* GIVEN TASK *
Return every entry exactly.
## Start DATA SECTION
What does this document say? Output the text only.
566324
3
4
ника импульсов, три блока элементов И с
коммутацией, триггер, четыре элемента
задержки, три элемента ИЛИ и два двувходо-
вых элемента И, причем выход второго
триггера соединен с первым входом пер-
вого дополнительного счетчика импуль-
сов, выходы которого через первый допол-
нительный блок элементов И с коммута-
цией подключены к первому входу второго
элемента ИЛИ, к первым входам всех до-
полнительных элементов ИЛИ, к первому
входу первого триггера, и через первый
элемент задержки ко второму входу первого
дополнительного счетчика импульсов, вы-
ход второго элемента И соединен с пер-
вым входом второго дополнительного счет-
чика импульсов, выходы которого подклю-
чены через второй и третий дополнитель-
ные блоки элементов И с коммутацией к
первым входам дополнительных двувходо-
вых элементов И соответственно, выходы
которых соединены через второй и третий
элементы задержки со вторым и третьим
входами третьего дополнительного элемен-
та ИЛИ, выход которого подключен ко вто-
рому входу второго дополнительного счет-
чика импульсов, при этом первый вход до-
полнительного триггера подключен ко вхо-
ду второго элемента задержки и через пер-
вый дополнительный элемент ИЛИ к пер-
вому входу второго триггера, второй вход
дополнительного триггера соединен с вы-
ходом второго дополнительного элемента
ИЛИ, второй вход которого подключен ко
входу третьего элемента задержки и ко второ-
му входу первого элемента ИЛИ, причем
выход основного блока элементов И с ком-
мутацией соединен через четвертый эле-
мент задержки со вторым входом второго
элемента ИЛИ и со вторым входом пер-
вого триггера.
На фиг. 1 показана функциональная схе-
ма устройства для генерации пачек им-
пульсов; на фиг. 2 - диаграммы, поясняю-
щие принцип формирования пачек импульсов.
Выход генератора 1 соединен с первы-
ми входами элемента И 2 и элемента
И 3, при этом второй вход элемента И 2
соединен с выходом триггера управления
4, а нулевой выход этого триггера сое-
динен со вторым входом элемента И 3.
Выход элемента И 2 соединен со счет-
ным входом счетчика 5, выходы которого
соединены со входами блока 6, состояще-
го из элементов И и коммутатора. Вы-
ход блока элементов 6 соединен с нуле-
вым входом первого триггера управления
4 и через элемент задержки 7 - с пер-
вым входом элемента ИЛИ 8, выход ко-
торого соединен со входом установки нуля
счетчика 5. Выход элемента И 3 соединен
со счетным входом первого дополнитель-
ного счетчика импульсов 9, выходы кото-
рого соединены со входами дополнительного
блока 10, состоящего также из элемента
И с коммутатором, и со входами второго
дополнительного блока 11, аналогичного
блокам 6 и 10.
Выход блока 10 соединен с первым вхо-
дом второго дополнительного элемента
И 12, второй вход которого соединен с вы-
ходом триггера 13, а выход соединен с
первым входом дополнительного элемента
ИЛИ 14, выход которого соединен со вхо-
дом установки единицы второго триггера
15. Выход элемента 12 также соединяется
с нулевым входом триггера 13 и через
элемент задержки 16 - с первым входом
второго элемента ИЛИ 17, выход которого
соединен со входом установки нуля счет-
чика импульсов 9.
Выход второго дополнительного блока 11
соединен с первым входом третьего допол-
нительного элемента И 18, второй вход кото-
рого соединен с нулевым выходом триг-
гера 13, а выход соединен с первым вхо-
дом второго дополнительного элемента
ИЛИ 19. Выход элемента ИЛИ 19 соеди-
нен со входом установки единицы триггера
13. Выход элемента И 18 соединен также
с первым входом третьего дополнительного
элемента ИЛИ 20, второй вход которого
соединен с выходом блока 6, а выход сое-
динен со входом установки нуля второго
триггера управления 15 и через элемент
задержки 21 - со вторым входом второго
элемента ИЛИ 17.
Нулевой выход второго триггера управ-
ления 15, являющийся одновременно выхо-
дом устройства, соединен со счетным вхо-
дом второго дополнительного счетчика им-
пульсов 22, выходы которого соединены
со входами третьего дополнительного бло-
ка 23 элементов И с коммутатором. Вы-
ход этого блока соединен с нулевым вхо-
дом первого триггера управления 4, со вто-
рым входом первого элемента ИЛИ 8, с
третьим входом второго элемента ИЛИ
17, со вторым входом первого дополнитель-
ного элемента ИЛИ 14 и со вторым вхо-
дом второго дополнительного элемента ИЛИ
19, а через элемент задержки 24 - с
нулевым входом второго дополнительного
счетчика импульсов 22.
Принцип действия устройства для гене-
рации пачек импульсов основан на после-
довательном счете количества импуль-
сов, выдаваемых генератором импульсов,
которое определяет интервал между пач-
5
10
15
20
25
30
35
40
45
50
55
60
## End DATA SECTION
* TASK RESULT *
What does this document say? Output the text only.
566324
3
4
ника импульсов, три блока элементов И с
коммутацией, триггер, четыре элемента
задержки, три элемента ИЛИ и два двувходо-
вых элемента И, причем выход второго
триггера соединен с первым входом пер-
вого дополнительного счетчика импуль-
сов, выходы которого через первый допол-
нительный блок элементов И с коммута-
цией подключены к первому входу второго
элемента ИЛИ, к первым входам всех до-
полнительных элементов ИЛИ, к первому
входу первого триггера, и через первый
элемент задержки ко второму входу первого
дополнительного счетчика импульсов, вы-
ход второго элемента И соединен с пер-
вым входом второго дополнительного счет-
чика импульсов, выходы которого подклю-
чены через второй и третий дополнитель-
ные блоки элементов И с коммутацией к
первым входам дополнительных двувходо-
вых элементов И соответственно, выходы
которых соединены через второй и третий
элементы задержки со вторым и третьим
входами третьего дополнительного элемен-
та ИЛИ, выход которого подключен ко вто-
рому входу второго дополнительного счет-
чика импульсов, при этом первый вход до-
полнительного триггера подключен ко вхо-
ду второго элемента задержки и через пер-
вый дополнительный элемент ИЛИ к пер-
вому входу второго триггера, второй вход
дополнительного триггера соединен с вы-
ходом второго дополнительного элемента
ИЛИ, второй вход которого подключен ко
входу третьего элемента задержки и ко второ-
му входу первого элемента ИЛИ, причем
выход основного блока элементов И с ком-
мутацией соединен через четвертый эле-
мент задержки со вторым входом второго
элемента ИЛИ и со вторым входом пер-
вого триггера.
На фиг. 1 показана функциональная схе-
ма устройства для генерации пачек им-
пульсов; на фиг. 2 - диаграммы, поясняю-
щие принцип формирования пачек импульсов.
Выход генератора 1 соединен с первы-
ми входами элемента И 2 и элемента
И 3, при этом второй вход элемента И 2
соединен с выходом триггера управления
4, а нулевой выход этого триггера сое-
динен со вторым входом элемента И 3.
Выход элемента И 2 соединен со счет-
ным входом счетчика 5, выходы которого
соединены со входами блока 6, состояще-
го из элементов И и коммутатора. Вы-
ход блока элементов 6 соединен с нуле-
вым входом первого триггера управления
4 и через элемент задержки 7 - с пер-
вым входом элемента ИЛИ 8, выход ко-
торого соединен со входом установки нуля
счетчика 5. Выход элемента И 3 соединен
со счетным входом первого дополнитель-
ного счетчика импульсов 9, выходы кото-
рого соединены со входами дополнительного
блока 10, состоящего также из элемента
И с коммутатором, и со входами второго
дополнительного блока 11, аналогичного
блокам 6 и 10.
Выход блока 10 соединен с первым вхо-
дом второго дополнительного элемента
И 12, второй вход которого соединен с вы-
ходом триггера 13, а выход соединен с
первым входом дополнительного элемента
ИЛИ 14, выход которого соединен со вхо-
дом установки единицы второго триггера
15. Выход элемента 12 также соединяется
с нулевым входом триггера 13 и через
элемент задержки 16 - с первым входом
второго элемента ИЛИ 17, выход которого
соединен со входом установки нуля счет-
чика импульсов 9.
Выход второго дополнительного блока 11
соединен с первым входом третьего допол-
нительного элемента И 18, второй вход кото-
рого соединен с нулевым выходом триг-
гера 13, а выход соединен с первым вхо-
дом второго дополнительного элемента
ИЛИ 19. Выход элемента ИЛИ 19 соеди-
нен со входом установки единицы триггера
13. Выход элемента И 18 соединен также
с первым входом третьего дополнительного
элемента ИЛИ 20, второй вход которого
соединен с выходом блока 6, а выход сое-
динен со входом установки нуля второго
триггера управления 15 и через элемент
задержки 21 - со вторым входом второго
элемента ИЛИ 17.
Нулевой выход второго триггера управ-
ления 15, являющийся одновременно выхо-
дом устройства, соединен со счетным вхо-
дом второго дополнительного счетчика им-
пульсов 22, выходы которого соединены
со входами третьего дополнительного бло-
ка 23 элементов И с коммутатором. Вы-
ход этого блока соединен с нулевым вхо-
дом первого триггера управления 4, со вто-
рым входом первого элемента ИЛИ 8, с
третьим входом второго элемента ИЛИ
17, со вторым входом первого дополнитель-
ного элемента ИЛИ 14 и со вторым вхо-
дом второго дополнительного элемента ИЛИ
19, а через элемент задержки 24 - с
нулевым входом второго дополнительного
счетчика импульсов 22.
Принцип действия устройства для гене-
рации пачек импульсов основан на после-
довательном счете количества импуль-
сов, выдаваемых генератором импульсов,
которое определяет интервал между пач-
5
10
15
20
25
30
35
40
45
50
55
60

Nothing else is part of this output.